» **Work required**
From the listing below, return each line that includes "their".

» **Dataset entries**
=======
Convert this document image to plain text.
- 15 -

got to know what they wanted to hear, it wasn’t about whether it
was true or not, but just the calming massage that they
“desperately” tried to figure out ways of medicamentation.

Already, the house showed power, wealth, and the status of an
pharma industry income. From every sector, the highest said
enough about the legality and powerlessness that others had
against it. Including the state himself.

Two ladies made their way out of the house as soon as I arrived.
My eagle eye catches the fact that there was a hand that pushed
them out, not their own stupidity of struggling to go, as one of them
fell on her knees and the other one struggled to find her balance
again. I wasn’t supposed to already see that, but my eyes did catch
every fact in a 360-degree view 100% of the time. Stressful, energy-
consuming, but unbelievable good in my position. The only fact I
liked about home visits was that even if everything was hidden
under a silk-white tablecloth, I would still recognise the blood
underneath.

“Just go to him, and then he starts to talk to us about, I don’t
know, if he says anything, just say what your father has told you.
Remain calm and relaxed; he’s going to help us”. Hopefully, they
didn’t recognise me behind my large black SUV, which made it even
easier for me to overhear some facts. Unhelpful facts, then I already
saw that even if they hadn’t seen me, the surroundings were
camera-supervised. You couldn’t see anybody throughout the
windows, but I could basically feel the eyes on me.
=======
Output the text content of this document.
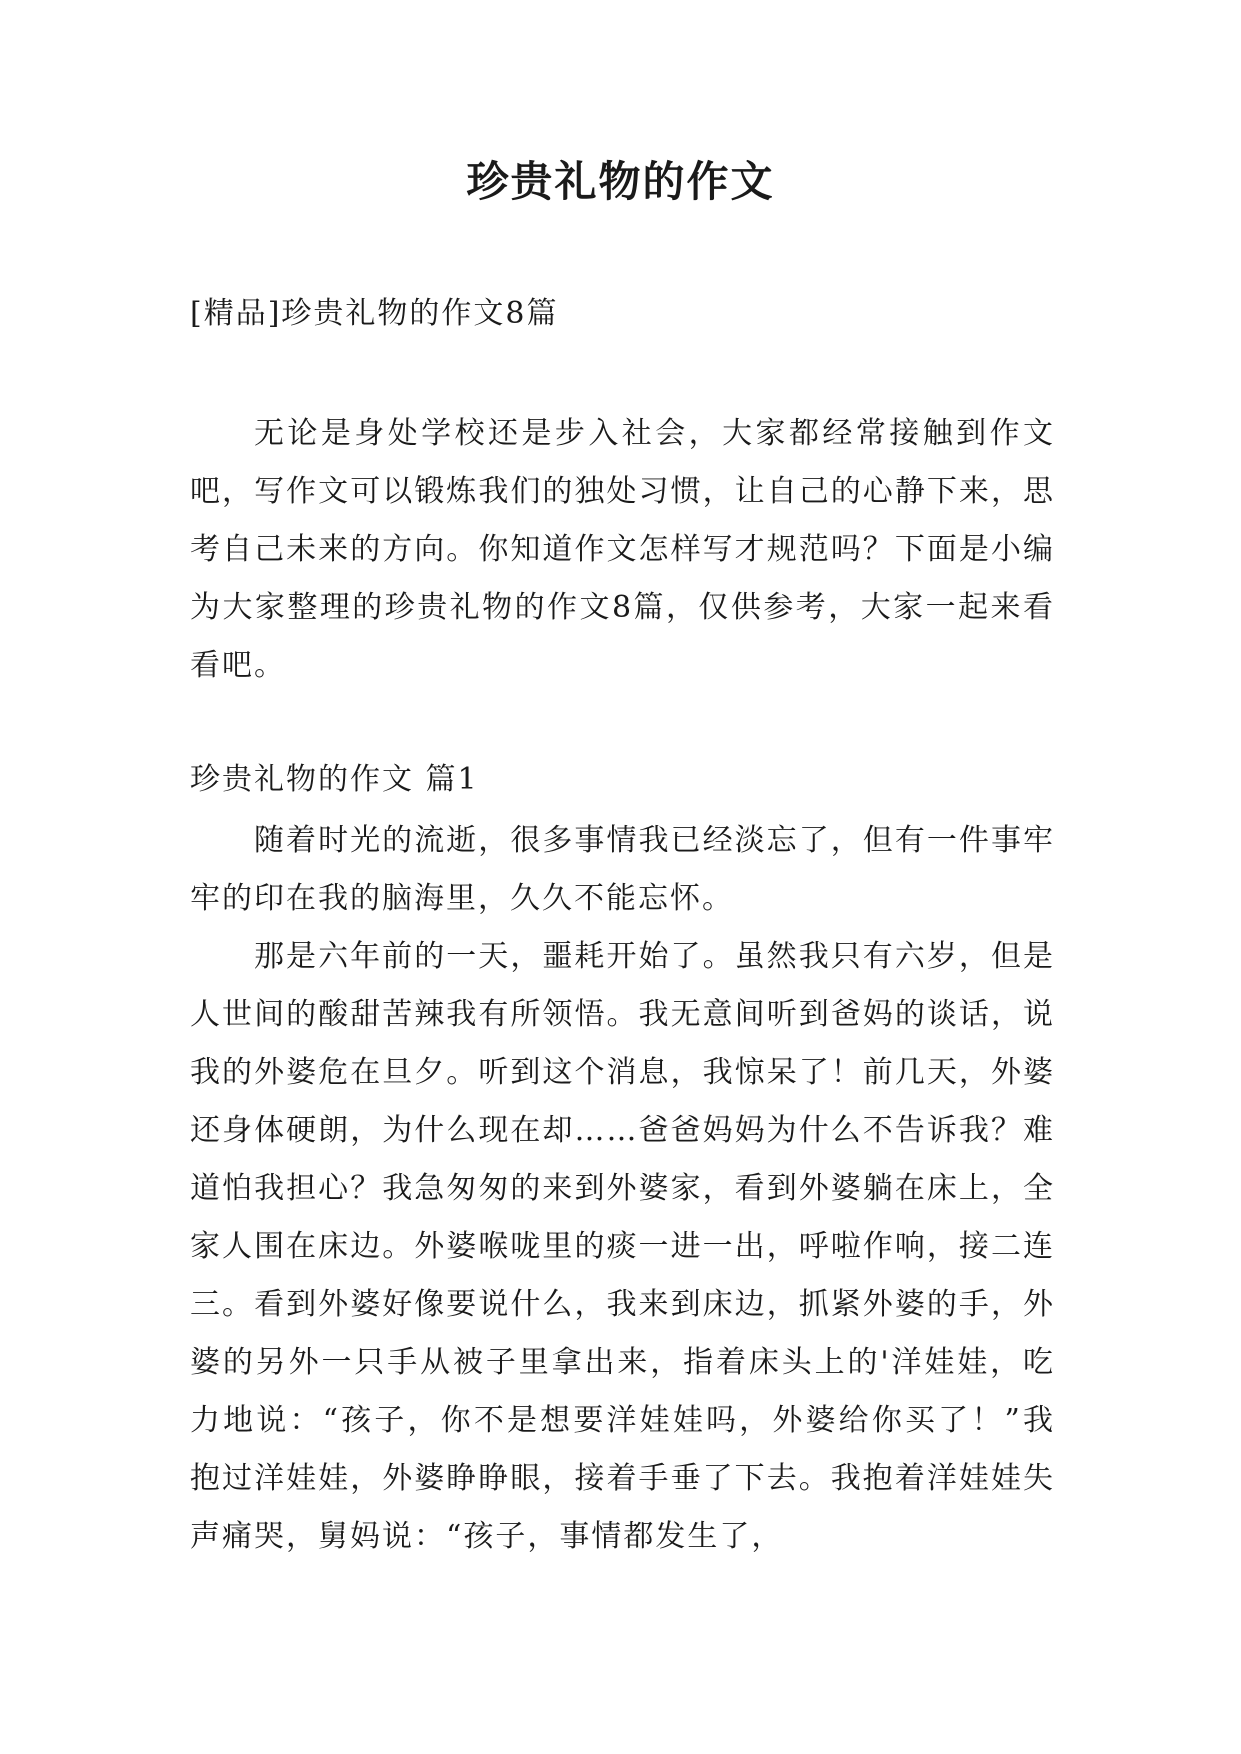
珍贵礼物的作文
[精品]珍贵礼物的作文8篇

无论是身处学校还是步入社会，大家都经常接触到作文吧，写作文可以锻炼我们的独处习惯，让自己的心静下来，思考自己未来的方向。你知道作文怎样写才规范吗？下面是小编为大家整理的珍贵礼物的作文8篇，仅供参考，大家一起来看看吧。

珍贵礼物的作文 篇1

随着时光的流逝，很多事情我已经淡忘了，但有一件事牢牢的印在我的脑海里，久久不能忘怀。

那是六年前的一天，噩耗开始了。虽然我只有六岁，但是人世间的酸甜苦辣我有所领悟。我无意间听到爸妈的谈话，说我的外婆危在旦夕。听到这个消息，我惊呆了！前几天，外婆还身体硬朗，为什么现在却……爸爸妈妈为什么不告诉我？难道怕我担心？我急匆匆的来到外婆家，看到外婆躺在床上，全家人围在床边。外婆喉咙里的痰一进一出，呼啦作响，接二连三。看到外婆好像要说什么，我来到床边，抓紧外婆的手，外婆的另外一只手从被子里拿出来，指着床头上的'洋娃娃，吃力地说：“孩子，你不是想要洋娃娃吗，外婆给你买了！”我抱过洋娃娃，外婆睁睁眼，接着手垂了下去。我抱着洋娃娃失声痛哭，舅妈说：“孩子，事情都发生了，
=======
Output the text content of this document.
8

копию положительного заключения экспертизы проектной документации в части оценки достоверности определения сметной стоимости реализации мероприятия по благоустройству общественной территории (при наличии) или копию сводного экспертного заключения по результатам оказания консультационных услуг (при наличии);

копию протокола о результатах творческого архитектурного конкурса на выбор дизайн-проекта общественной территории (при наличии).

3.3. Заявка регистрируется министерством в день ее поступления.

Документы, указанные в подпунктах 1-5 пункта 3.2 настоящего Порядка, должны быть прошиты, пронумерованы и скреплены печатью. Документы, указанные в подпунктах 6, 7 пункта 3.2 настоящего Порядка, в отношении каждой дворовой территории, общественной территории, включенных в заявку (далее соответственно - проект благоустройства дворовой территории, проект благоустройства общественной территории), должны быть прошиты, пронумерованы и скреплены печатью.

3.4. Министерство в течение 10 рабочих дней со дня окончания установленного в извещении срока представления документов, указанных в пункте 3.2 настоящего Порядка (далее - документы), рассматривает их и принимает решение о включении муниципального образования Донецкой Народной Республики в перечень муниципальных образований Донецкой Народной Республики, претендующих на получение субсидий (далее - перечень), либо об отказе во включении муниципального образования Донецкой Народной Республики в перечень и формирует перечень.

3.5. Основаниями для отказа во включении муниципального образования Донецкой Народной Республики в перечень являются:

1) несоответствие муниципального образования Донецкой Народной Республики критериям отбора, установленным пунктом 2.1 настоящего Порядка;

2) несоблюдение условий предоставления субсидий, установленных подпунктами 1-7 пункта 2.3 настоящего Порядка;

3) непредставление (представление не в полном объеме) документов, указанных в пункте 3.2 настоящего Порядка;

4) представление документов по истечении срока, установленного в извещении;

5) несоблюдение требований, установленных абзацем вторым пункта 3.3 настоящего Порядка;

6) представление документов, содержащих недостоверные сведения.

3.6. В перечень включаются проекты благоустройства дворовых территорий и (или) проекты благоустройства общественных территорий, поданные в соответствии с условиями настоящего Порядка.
=======
» **The answer**
Two ladies made their way out of the house as soon as I arrived.
them out, not their own stupidity of struggling to go, as one of them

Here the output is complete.